**SET TASK A**
According to the mortgage protection insurance text, what happens to an MPI policy's death benefit as the mortgage balance drops over time?

**SOURCE EXCERPT**
= = =
You buy a house. Two weeks later, an envelope shows up from a company you’ve never heard of, addressed to you with your address, lender name, and exact mortgage balance pre-printed inside. The pitch: “Mortgage Protection Insurance — pays off your home if something happens to you.”
This is a real product, sold by real licensed agents, with real coverage. It’s also almost always the wrong product for the job. Here’s why, and what you should buy instead.
What mortgage protection insurance (MPI) actually is
MPI is a decreasing-term life insurance policy structured to pay off your mortgage balance when you die. As your mortgage balance drops over time, the policy’s death benefit drops alongside it. When the mortgage is paid off, the policy ends.
Some MPI variants are level-benefit term policies (the death benefit stays constant) — those are functionally identical to regular term life insurance, just sold under the MPI marketing label.
= = =
**Items listed in a dataset**
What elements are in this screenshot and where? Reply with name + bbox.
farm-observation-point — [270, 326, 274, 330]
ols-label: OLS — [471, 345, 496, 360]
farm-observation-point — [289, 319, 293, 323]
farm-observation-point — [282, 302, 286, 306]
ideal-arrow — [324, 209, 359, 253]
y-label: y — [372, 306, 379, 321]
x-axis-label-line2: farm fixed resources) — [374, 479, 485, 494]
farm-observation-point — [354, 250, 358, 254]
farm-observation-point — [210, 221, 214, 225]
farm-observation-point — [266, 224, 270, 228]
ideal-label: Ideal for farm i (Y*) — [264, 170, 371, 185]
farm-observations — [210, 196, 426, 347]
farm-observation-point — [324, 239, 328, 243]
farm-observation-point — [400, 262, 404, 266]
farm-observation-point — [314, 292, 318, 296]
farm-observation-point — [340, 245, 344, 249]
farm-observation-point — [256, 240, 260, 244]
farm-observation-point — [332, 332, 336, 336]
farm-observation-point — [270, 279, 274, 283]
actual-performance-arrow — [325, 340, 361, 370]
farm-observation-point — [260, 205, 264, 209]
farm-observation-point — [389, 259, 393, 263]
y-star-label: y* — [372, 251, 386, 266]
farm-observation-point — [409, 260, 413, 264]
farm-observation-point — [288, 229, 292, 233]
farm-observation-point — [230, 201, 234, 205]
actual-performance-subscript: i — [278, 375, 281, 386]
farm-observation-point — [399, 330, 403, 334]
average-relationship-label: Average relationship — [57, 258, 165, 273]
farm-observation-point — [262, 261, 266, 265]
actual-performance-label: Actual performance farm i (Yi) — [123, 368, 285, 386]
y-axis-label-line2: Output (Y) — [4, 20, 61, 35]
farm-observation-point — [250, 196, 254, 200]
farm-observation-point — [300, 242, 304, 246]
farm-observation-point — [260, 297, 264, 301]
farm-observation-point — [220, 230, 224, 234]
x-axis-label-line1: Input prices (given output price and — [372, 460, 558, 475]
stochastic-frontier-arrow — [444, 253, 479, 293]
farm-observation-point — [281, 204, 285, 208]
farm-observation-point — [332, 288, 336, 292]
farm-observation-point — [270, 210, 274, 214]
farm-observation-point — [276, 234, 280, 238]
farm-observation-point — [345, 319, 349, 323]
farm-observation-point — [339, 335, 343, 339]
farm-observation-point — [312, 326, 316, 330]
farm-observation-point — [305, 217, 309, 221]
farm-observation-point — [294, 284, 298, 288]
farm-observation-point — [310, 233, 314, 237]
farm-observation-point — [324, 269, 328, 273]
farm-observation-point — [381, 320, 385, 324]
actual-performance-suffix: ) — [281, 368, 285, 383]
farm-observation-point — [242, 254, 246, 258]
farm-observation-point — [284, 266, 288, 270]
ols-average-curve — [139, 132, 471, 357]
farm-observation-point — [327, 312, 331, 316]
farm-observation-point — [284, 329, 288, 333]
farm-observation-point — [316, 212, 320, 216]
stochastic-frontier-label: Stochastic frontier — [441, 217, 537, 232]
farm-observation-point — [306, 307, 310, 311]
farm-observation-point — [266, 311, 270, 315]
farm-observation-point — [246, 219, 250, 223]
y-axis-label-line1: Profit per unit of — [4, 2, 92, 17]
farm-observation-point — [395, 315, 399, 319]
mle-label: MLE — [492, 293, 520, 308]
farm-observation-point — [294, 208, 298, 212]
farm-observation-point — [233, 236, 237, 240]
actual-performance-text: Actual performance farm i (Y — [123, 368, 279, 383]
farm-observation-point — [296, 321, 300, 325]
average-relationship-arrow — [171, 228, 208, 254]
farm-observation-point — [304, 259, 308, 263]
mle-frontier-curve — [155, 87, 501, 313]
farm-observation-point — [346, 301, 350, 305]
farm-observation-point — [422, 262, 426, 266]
= = =
**SET TASK B**
Return everything in the records from the start down to the line containing "x-axis-label-line2: farm fixed", including that line, reproduced verbatim.

**FINISHED ANSWER A**
The death benefit drops alongside the mortgage balance.

**FINISHED ANSWER B**
What elements are in this screenshot and where? Reply with name + bbox.
farm-observation-point — [270, 326, 274, 330]
ols-label: OLS — [471, 345, 496, 360]
farm-observation-point — [289, 319, 293, 323]
farm-observation-point — [282, 302, 286, 306]
ideal-arrow — [324, 209, 359, 253]
y-label: y — [372, 306, 379, 321]
x-axis-label-line2: farm fixed resources) — [374, 479, 485, 494]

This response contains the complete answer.